## [Entries shown]
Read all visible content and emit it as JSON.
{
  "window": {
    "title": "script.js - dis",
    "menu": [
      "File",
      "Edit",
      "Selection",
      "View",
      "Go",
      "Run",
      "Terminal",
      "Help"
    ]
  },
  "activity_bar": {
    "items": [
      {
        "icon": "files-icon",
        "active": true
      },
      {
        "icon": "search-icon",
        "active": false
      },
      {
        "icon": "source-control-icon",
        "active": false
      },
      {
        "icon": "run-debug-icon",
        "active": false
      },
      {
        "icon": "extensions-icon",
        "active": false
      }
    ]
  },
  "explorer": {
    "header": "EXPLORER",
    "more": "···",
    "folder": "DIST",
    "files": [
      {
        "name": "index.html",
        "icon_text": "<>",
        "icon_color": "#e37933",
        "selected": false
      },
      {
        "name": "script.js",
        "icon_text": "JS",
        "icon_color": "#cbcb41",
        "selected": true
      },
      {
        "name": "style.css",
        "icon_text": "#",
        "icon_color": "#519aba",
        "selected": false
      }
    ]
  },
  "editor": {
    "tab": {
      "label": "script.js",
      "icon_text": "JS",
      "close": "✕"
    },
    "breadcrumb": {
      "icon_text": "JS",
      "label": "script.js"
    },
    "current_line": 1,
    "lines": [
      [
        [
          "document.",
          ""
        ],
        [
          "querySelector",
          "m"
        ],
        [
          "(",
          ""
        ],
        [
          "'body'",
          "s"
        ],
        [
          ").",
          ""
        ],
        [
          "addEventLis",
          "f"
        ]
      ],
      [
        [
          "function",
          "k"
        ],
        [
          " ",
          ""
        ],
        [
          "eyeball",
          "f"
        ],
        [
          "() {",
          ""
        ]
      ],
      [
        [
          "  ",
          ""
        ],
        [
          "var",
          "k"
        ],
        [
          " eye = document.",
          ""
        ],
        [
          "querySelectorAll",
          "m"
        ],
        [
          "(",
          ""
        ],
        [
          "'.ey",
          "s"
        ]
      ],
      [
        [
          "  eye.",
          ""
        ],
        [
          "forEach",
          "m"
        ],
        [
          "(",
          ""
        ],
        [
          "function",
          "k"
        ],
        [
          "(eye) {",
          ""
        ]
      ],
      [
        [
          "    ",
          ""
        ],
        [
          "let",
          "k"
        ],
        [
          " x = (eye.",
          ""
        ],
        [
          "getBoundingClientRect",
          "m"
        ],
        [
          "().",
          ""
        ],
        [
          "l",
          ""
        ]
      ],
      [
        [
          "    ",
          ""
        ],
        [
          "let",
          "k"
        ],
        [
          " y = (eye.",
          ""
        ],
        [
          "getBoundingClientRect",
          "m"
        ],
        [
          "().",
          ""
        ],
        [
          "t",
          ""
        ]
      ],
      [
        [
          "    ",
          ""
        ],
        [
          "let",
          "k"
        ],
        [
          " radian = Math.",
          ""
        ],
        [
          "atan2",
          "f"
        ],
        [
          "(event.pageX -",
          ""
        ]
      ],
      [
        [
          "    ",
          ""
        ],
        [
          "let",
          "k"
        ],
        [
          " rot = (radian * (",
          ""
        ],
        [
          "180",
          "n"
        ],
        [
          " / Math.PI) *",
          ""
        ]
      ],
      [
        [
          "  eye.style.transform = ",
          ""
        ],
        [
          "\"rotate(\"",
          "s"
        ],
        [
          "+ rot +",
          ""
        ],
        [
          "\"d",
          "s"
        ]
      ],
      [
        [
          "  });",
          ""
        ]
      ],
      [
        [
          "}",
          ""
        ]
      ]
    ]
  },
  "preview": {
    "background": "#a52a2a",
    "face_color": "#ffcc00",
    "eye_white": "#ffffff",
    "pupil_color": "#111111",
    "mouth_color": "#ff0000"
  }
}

## [Directions]
Faithfully reproduce all of the records, character for character.

## [Solution to this problem]
Read all visible content and emit it as JSON.
{
  "window": {
    "title": "script.js - dis",
    "menu": [
      "File",
      "Edit",
      "Selection",
      "View",
      "Go",
      "Run",
      "Terminal",
      "Help"
    ]
  },
  "activity_bar": {
    "items": [
      {
        "icon": "files-icon",
        "active": true
      },
      {
        "icon": "search-icon",
        "active": false
      },
      {
        "icon": "source-control-icon",
        "active": false
      },
      {
        "icon": "run-debug-icon",
        "active": false
      },
      {
        "icon": "extensions-icon",
        "active": false
      }
    ]
  },
  "explorer": {
    "header": "EXPLORER",
    "more": "···",
    "folder": "DIST",
    "files": [
      {
        "name": "index.html",
        "icon_text": "<>",
        "icon_color": "#e37933",
        "selected": false
      },
      {
        "name": "script.js",
        "icon_text": "JS",
        "icon_color": "#cbcb41",
        "selected": true
      },
      {
        "name": "style.css",
        "icon_text": "#",
        "icon_color": "#519aba",
        "selected": false
      }
    ]
  },
  "editor": {
    "tab": {
      "label": "script.js",
      "icon_text": "JS",
      "close": "✕"
    },
    "breadcrumb": {
      "icon_text": "JS",
      "label": "script.js"
    },
    "current_line": 1,
    "lines": [
      [
        [
          "document.",
          ""
        ],
        [
          "querySelector",
          "m"
        ],
        [
          "(",
          ""
        ],
        [
          "'body'",
          "s"
        ],
        [
          ").",
          ""
        ],
        [
          "addEventLis",
          "f"
        ]
      ],
      [
        [
          "function",
          "k"
        ],
        [
          " ",
          ""
        ],
        [
          "eyeball",
          "f"
        ],
        [
          "() {",
          ""
        ]
      ],
      [
        [
          "  ",
          ""
        ],
        [
          "var",
          "k"
        ],
        [
          " eye = document.",
          ""
        ],
        [
          "querySelectorAll",
          "m"
        ],
        [
          "(",
          ""
        ],
        [
          "'.ey",
          "s"
        ]
      ],
      [
        [
          "  eye.",
          ""
        ],
        [
          "forEach",
          "m"
        ],
        [
          "(",
          ""
        ],
        [
          "function",
          "k"
        ],
        [
          "(eye) {",
          ""
        ]
      ],
      [
        [
          "    ",
          ""
        ],
        [
          "let",
          "k"
        ],
        [
          " x = (eye.",
          ""
        ],
        [
          "getBoundingClientRect",
          "m"
        ],
        [
          "().",
          ""
        ],
        [
          "l",
          ""
        ]
      ],
      [
        [
          "    ",
          ""
        ],
        [
          "let",
          "k"
        ],
        [
          " y = (eye.",
          ""
        ],
        [
          "getBoundingClientRect",
          "m"
        ],
        [
          "().",
          ""
        ],
        [
          "t",
          ""
        ]
      ],
      [
        [
          "    ",
          ""
        ],
        [
          "let",
          "k"
        ],
        [
          " radian = Math.",
          ""
        ],
        [
          "atan2",
          "f"
        ],
        [
          "(event.pageX -",
          ""
        ]
      ],
      [
        [
          "    ",
          ""
        ],
        [
          "let",
          "k"
        ],
        [
          " rot = (radian * (",
          ""
        ],
        [
          "180",
          "n"
        ],
        [
          " / Math.PI) *",
          ""
        ]
      ],
      [
        [
          "  eye.style.transform = ",
          ""
        ],
        [
          "\"rotate(\"",
          "s"
        ],
        [
          "+ rot +",
          ""
        ],
        [
          "\"d",
          "s"
        ]
      ],
      [
        [
          "  });",
          ""
        ]
      ],
      [
        [
          "}",
          ""
        ]
      ]
    ]
  },
  "preview": {
    "background": "#a52a2a",
    "face_color": "#ffcc00",
    "eye_white": "#ffffff",
    "pupil_color": "#111111",
    "mouth_color": "#ff0000"
  }
}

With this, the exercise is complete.